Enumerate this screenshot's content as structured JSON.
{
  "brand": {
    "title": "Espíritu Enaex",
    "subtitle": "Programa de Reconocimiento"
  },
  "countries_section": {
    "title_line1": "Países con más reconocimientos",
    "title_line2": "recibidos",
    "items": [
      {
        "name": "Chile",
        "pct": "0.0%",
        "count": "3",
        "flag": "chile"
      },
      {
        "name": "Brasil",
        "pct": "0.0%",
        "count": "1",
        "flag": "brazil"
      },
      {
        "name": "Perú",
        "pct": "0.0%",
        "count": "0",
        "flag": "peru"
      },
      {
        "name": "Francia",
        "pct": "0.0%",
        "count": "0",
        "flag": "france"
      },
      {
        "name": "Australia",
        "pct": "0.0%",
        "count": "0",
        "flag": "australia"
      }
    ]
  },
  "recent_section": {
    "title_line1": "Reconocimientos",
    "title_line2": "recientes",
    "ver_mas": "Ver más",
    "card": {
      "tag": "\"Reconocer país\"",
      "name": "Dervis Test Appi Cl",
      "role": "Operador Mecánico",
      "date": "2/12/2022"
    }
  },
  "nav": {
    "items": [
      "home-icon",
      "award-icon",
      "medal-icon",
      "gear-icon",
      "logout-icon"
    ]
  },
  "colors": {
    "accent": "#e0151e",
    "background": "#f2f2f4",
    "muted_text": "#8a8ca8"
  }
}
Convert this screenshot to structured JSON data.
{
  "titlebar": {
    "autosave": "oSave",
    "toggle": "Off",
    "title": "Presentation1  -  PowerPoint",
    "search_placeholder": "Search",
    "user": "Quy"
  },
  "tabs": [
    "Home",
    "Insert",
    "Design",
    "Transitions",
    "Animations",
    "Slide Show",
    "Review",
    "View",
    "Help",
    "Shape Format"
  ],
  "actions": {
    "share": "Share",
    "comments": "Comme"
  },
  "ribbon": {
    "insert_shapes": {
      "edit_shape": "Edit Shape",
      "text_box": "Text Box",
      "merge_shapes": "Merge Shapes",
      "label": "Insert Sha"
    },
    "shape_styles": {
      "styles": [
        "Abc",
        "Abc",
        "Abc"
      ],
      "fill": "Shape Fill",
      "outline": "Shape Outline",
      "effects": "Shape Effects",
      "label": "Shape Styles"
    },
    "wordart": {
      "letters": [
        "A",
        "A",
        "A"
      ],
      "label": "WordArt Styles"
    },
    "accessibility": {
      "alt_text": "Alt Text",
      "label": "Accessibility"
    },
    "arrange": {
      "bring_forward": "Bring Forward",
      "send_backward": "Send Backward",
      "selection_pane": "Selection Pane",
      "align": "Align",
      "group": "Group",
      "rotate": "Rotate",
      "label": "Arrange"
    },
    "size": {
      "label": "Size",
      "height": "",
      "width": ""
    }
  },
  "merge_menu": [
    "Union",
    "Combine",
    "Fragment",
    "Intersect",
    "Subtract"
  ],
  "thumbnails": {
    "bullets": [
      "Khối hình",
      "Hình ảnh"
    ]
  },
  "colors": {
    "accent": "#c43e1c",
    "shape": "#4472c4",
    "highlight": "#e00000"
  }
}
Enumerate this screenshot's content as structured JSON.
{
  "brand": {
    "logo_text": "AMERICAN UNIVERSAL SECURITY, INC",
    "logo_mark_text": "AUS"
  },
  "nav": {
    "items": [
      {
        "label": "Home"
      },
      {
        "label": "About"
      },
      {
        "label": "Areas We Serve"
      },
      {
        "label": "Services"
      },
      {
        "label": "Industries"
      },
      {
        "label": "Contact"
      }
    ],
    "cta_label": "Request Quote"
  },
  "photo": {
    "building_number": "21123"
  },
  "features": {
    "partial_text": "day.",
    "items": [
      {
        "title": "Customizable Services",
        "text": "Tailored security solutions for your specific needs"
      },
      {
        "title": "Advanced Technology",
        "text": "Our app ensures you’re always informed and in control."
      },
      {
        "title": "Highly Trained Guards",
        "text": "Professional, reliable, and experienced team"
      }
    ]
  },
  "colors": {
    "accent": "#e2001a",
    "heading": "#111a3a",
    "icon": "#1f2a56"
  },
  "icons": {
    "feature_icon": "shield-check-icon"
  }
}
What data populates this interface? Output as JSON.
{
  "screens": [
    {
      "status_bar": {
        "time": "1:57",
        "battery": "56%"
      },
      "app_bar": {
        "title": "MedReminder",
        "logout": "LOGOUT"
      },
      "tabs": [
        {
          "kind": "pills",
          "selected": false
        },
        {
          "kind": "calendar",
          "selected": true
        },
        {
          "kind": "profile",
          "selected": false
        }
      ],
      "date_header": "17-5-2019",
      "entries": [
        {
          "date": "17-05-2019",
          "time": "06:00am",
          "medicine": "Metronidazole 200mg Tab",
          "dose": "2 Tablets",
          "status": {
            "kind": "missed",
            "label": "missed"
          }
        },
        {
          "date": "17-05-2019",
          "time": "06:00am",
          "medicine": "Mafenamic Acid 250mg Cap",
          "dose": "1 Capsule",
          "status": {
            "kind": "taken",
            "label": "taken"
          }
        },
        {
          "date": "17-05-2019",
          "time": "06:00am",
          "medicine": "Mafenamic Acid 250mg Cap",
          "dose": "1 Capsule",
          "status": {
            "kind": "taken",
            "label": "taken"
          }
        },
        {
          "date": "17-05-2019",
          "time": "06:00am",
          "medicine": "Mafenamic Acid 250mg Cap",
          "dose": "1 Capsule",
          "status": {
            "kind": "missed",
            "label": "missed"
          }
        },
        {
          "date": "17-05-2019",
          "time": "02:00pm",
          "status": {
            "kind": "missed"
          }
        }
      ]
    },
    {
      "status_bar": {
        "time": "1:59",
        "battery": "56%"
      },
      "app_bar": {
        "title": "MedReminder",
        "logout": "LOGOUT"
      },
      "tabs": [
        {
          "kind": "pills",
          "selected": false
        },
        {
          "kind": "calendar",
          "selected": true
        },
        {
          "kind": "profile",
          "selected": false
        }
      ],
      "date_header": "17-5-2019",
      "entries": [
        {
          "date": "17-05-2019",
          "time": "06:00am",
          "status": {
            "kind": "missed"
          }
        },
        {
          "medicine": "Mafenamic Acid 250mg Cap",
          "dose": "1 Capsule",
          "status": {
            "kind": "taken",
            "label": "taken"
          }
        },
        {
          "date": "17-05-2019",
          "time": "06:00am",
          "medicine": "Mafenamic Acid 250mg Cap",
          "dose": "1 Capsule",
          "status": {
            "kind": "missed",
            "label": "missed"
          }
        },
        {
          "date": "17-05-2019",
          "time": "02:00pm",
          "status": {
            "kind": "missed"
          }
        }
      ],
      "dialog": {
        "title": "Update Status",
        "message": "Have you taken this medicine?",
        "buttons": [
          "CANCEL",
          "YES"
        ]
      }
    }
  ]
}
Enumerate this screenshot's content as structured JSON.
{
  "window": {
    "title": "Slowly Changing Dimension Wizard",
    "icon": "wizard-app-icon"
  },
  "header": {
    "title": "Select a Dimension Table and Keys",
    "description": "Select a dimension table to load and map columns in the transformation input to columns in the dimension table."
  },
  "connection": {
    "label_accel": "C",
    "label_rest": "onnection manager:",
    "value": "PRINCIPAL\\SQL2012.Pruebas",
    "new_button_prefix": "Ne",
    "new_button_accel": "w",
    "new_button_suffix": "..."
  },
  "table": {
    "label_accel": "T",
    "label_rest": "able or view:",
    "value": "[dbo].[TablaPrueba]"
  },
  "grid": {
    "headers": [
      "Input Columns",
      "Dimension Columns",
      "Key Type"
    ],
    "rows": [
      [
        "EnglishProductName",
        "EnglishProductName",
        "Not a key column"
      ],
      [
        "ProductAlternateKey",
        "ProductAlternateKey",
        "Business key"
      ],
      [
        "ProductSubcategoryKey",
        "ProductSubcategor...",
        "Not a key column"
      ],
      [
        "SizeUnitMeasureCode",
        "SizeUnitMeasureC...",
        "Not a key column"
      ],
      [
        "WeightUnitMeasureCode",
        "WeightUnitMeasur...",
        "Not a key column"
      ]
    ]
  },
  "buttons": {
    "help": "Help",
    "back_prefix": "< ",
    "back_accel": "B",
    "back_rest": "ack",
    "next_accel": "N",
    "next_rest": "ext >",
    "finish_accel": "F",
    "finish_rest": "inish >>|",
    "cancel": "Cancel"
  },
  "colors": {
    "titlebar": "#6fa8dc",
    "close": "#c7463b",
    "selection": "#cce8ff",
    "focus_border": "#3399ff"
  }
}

________________________

— Task details —
Tally up how many lines in the preceding listing contain the word "accent". Give nothing but the number.

— Result of the task —
3